Locate the lines that hold the string "Karel". Copy every such line.
________________________
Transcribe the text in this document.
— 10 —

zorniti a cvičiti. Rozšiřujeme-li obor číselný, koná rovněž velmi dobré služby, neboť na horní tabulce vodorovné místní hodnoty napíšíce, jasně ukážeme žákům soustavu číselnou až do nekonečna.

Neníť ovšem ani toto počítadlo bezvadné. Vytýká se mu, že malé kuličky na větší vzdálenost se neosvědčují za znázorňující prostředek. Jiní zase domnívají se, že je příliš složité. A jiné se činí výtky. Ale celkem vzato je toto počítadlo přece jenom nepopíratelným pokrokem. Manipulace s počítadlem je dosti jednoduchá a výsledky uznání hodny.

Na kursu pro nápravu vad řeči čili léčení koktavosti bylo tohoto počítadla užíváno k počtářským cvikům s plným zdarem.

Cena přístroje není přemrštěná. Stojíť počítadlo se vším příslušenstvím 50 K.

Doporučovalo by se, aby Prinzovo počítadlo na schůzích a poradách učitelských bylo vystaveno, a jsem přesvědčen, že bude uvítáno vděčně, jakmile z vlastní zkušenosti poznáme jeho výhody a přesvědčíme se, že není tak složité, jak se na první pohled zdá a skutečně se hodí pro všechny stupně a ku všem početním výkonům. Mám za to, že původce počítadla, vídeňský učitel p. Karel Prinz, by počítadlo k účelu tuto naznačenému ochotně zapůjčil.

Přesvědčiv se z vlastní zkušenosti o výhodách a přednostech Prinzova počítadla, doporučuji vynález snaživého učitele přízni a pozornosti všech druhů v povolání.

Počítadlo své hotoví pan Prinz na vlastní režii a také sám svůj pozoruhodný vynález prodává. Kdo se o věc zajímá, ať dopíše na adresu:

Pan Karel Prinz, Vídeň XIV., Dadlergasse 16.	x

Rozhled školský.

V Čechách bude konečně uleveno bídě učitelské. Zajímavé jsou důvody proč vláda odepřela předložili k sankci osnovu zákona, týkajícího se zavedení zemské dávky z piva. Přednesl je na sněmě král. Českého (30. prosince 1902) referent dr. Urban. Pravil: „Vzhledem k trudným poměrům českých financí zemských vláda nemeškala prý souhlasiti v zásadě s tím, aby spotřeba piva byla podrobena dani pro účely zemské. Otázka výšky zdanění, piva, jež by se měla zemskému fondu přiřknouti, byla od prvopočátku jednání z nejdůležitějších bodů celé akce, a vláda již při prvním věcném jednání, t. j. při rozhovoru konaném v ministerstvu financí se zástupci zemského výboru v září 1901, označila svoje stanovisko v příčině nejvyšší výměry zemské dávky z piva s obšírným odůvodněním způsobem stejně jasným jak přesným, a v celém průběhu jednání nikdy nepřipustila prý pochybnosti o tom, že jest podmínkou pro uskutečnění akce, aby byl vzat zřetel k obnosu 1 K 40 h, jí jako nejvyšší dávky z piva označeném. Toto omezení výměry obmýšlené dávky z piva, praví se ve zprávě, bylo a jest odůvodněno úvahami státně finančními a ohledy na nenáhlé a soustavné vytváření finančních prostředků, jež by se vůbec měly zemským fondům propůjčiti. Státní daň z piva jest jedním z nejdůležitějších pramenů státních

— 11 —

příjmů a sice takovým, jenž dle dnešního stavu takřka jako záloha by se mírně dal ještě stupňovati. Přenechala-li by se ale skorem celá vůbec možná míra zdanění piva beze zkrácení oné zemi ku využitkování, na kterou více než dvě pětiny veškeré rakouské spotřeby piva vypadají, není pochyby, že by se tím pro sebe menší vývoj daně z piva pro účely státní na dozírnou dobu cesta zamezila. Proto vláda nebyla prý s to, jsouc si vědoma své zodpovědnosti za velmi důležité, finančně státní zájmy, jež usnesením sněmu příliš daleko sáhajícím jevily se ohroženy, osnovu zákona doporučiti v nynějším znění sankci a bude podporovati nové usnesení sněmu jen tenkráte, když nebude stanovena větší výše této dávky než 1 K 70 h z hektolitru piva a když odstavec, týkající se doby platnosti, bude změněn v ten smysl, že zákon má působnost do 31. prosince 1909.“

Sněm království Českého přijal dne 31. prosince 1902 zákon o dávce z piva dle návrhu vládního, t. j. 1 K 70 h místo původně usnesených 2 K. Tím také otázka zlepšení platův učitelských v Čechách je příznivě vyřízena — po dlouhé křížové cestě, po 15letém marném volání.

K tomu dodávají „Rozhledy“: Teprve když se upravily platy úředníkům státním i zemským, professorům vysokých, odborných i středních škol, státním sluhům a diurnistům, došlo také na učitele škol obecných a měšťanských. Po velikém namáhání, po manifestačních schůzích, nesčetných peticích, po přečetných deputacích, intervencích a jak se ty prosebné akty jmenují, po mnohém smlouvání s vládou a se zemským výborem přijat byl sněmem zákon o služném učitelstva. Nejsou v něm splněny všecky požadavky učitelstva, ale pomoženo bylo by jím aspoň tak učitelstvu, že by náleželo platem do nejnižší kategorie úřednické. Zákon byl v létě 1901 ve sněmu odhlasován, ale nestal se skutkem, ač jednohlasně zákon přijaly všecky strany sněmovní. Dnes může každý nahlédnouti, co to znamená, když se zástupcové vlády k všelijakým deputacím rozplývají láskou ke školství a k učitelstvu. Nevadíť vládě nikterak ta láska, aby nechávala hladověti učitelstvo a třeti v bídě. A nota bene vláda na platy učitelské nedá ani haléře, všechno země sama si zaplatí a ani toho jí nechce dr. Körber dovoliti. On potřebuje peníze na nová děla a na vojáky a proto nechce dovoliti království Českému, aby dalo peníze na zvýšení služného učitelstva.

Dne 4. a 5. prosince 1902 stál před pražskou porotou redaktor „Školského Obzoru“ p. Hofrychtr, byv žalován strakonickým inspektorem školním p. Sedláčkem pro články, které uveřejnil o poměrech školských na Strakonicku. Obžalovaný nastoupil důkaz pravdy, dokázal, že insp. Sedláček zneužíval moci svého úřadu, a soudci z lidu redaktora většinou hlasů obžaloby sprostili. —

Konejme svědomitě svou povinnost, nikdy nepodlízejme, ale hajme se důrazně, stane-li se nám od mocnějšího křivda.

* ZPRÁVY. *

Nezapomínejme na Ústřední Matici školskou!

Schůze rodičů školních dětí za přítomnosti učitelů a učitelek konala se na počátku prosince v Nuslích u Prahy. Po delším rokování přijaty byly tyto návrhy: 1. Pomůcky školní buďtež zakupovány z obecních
________________________
:: Exercise output ::
Doporučovalo by se, aby Prinzovo počítadlo na schůzích a poradách učitelských bylo vystaveno, a jsem přesvědčen, že bude uvítáno vděčně, jakmile z vlastní zkušenosti poznáme jeho výhody a přesvědčíme se, že není tak složité, jak se na první pohled zdá a skutečně se hodí pro všechny stupně a ku všem početním výkonům. Mám za to, že původce počítadla, vídeňský učitel p. Karel Prinz, by počítadlo k účelu tuto naznačenému ochotně zapůjčil.
Pan Karel Prinz, Vídeň XIV., Dadlergasse 16.	x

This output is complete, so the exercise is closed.